Extracted records
— start —
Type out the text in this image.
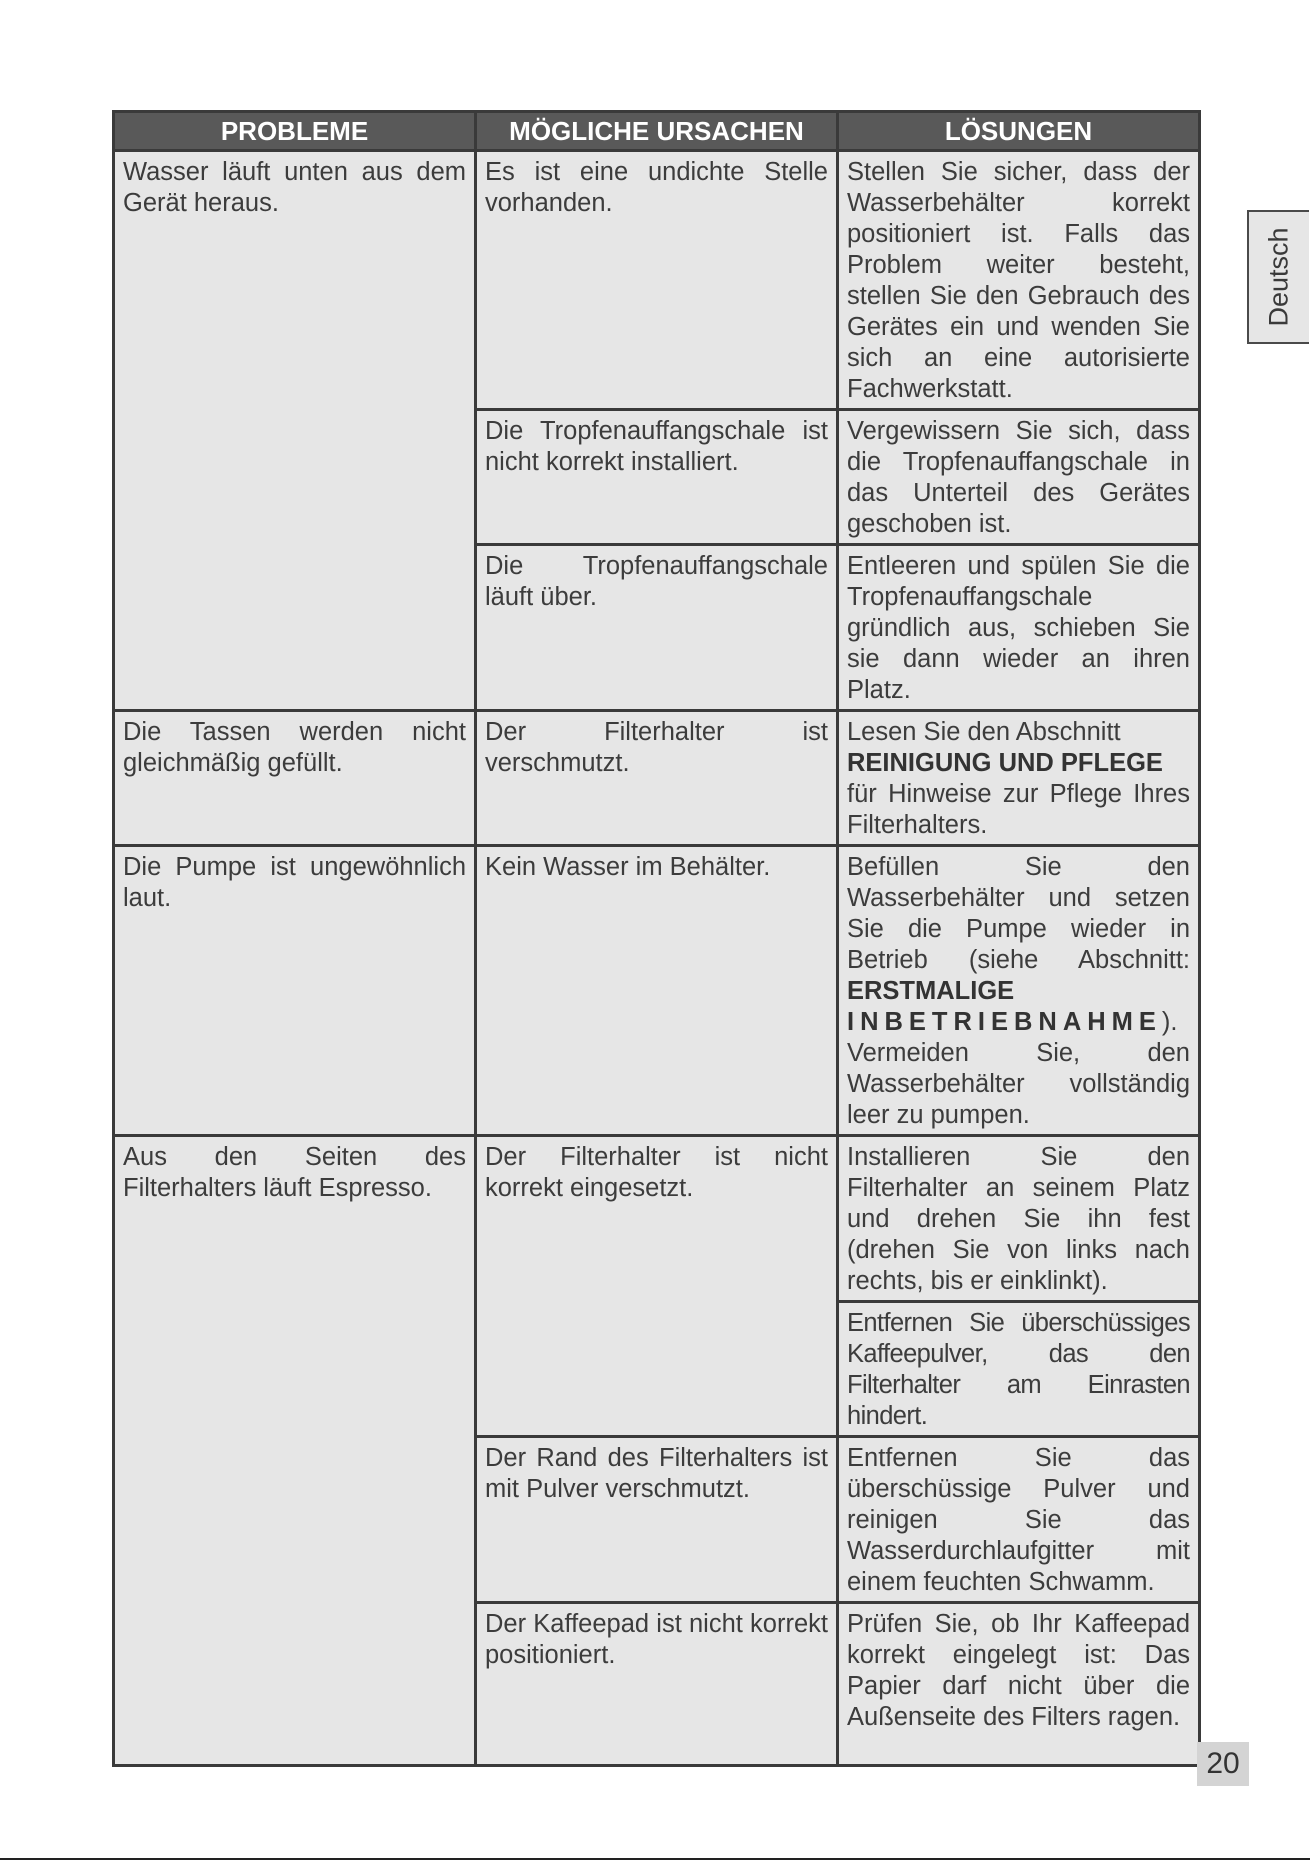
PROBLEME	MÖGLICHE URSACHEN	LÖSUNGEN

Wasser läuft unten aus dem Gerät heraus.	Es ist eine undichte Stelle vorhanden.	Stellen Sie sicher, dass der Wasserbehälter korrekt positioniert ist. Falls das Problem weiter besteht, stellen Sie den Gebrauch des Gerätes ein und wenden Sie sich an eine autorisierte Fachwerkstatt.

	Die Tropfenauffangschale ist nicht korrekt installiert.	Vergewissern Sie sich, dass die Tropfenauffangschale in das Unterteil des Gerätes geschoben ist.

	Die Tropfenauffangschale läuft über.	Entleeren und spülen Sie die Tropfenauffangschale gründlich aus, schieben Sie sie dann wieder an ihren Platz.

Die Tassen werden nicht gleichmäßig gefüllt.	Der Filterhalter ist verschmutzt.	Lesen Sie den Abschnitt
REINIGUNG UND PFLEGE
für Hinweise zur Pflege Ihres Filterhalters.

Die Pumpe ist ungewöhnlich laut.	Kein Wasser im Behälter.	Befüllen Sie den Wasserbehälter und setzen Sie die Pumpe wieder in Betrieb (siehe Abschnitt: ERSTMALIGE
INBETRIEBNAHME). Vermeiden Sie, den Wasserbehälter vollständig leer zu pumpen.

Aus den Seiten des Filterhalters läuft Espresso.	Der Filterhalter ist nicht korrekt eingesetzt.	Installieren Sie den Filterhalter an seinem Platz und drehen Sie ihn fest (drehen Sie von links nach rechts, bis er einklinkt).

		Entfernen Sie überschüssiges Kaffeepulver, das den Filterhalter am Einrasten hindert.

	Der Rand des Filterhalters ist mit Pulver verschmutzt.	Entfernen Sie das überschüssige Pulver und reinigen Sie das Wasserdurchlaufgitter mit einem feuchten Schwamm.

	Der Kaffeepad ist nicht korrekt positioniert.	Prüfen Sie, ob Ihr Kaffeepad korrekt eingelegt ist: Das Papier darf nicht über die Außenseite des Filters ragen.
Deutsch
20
— end —
Given task: Output every entry verbatim. Pictures do not belong in the copy.

Solution to this problem:
Type out the text in this image.
PROBLEME	MÖGLICHE URSACHEN	LÖSUNGEN

Wasser läuft unten aus dem Gerät heraus.	Es ist eine undichte Stelle vorhanden.	Stellen Sie sicher, dass der Wasserbehälter korrekt positioniert ist. Falls das Problem weiter besteht, stellen Sie den Gebrauch des Gerätes ein und wenden Sie sich an eine autorisierte Fachwerkstatt.

	Die Tropfenauffangschale ist nicht korrekt installiert.	Vergewissern Sie sich, dass die Tropfenauffangschale in das Unterteil des Gerätes geschoben ist.

	Die Tropfenauffangschale läuft über.	Entleeren und spülen Sie die Tropfenauffangschale gründlich aus, schieben Sie sie dann wieder an ihren Platz.

Die Tassen werden nicht gleichmäßig gefüllt.	Der Filterhalter ist verschmutzt.	Lesen Sie den Abschnitt
REINIGUNG UND PFLEGE
für Hinweise zur Pflege Ihres Filterhalters.

Die Pumpe ist ungewöhnlich laut.	Kein Wasser im Behälter.	Befüllen Sie den Wasserbehälter und setzen Sie die Pumpe wieder in Betrieb (siehe Abschnitt: ERSTMALIGE
INBETRIEBNAHME). Vermeiden Sie, den Wasserbehälter vollständig leer zu pumpen.

Aus den Seiten des Filterhalters läuft Espresso.	Der Filterhalter ist nicht korrekt eingesetzt.	Installieren Sie den Filterhalter an seinem Platz und drehen Sie ihn fest (drehen Sie von links nach rechts, bis er einklinkt).

		Entfernen Sie überschüssiges Kaffeepulver, das den Filterhalter am Einrasten hindert.

	Der Rand des Filterhalters ist mit Pulver verschmutzt.	Entfernen Sie das überschüssige Pulver und reinigen Sie das Wasserdurchlaufgitter mit einem feuchten Schwamm.

	Der Kaffeepad ist nicht korrekt positioniert.	Prüfen Sie, ob Ihr Kaffeepad korrekt eingelegt ist: Das Papier darf nicht über die Außenseite des Filters ragen.
Deutsch
20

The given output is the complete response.